DIRECTIONS | Below are the records; reproduce all of them exactly but without any images.

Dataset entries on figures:
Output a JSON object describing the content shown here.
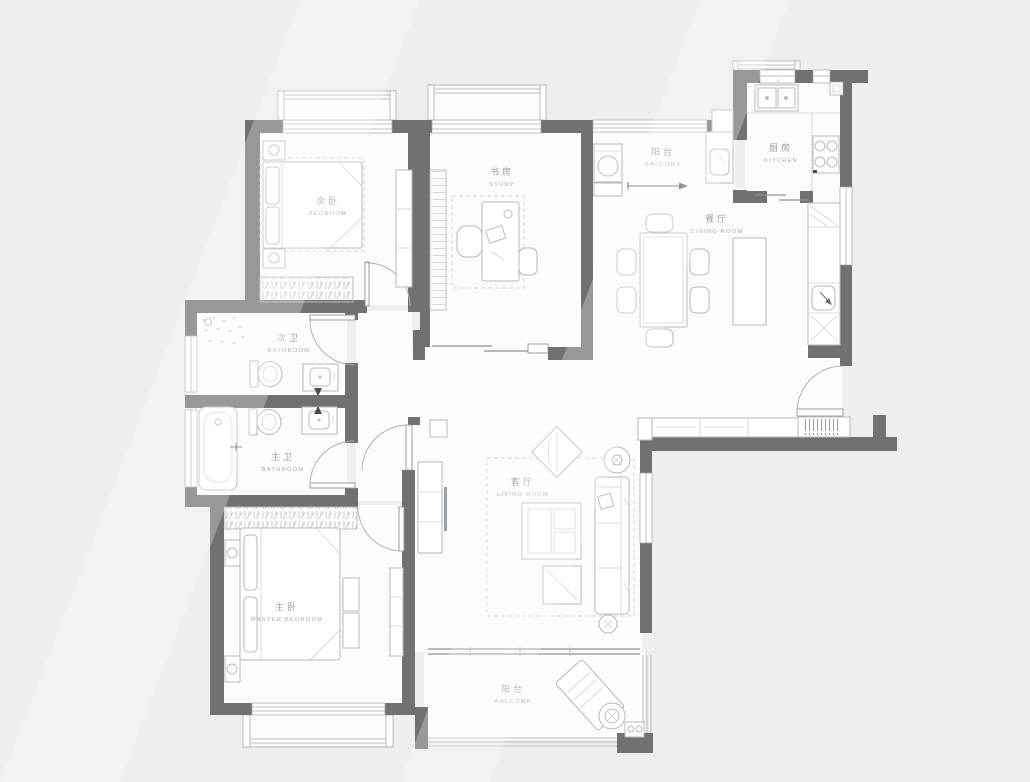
{
  "plan_title": "apartment-floor-plan",
  "rooms": {
    "secondary_bedroom": {
      "cn": "次卧",
      "en": "BEDROOM"
    },
    "study": {
      "cn": "书房",
      "en": "STUDY"
    },
    "balcony_top": {
      "cn": "阳台",
      "en": "BALCONY"
    },
    "kitchen": {
      "cn": "厨房",
      "en": "KITCHEN"
    },
    "dining": {
      "cn": "餐厅",
      "en": "DINING ROOM"
    },
    "guest_bath": {
      "cn": "次卫",
      "en": "BATHROOM"
    },
    "master_bath": {
      "cn": "主卫",
      "en": "BATHROOM"
    },
    "living": {
      "cn": "客厅",
      "en": "LIVING ROOM"
    },
    "master_bedroom": {
      "cn": "主卧",
      "en": "MASTER BEDROOM"
    },
    "balcony_bottom": {
      "cn": "阳台",
      "en": "BALCONY"
    }
  },
  "colors": {
    "wall": "#6f7173",
    "furniture_line": "#b7bcc0",
    "label": "#9aa1a6",
    "floor": "#fbfcfd",
    "background": "#eceef0",
    "fixture_dark": "#4a4d4f"
  },
  "fixtures": [
    "double-bed",
    "wardrobe",
    "bookshelf",
    "desk",
    "washing-machine",
    "kitchen-sink",
    "stove",
    "dining-table",
    "six-chairs",
    "island-counter",
    "toilet",
    "vanity",
    "bathtub",
    "shower",
    "sofa",
    "coffee-table",
    "tv-console",
    "lounge-chair",
    "plant"
  ]
}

EXPECTED OUTPUT |
Output a JSON object describing the content shown here.
{
  "plan_title": "apartment-floor-plan",
  "rooms": {
    "secondary_bedroom": {
      "cn": "次卧",
      "en": "BEDROOM"
    },
    "study": {
      "cn": "书房",
      "en": "STUDY"
    },
    "balcony_top": {
      "cn": "阳台",
      "en": "BALCONY"
    },
    "kitchen": {
      "cn": "厨房",
      "en": "KITCHEN"
    },
    "dining": {
      "cn": "餐厅",
      "en": "DINING ROOM"
    },
    "guest_bath": {
      "cn": "次卫",
      "en": "BATHROOM"
    },
    "master_bath": {
      "cn": "主卫",
      "en": "BATHROOM"
    },
    "living": {
      "cn": "客厅",
      "en": "LIVING ROOM"
    },
    "master_bedroom": {
      "cn": "主卧",
      "en": "MASTER BEDROOM"
    },
    "balcony_bottom": {
      "cn": "阳台",
      "en": "BALCONY"
    }
  },
  "colors": {
    "wall": "#6f7173",
    "furniture_line": "#b7bcc0",
    "label": "#9aa1a6",
    "floor": "#fbfcfd",
    "background": "#eceef0",
    "fixture_dark": "#4a4d4f"
  },
  "fixtures": [
    "double-bed",
    "wardrobe",
    "bookshelf",
    "desk",
    "washing-machine",
    "kitchen-sink",
    "stove",
    "dining-table",
    "six-chairs",
    "island-counter",
    "toilet",
    "vanity",
    "bathtub",
    "shower",
    "sofa",
    "coffee-table",
    "tv-console",
    "lounge-chair",
    "plant"
  ]
}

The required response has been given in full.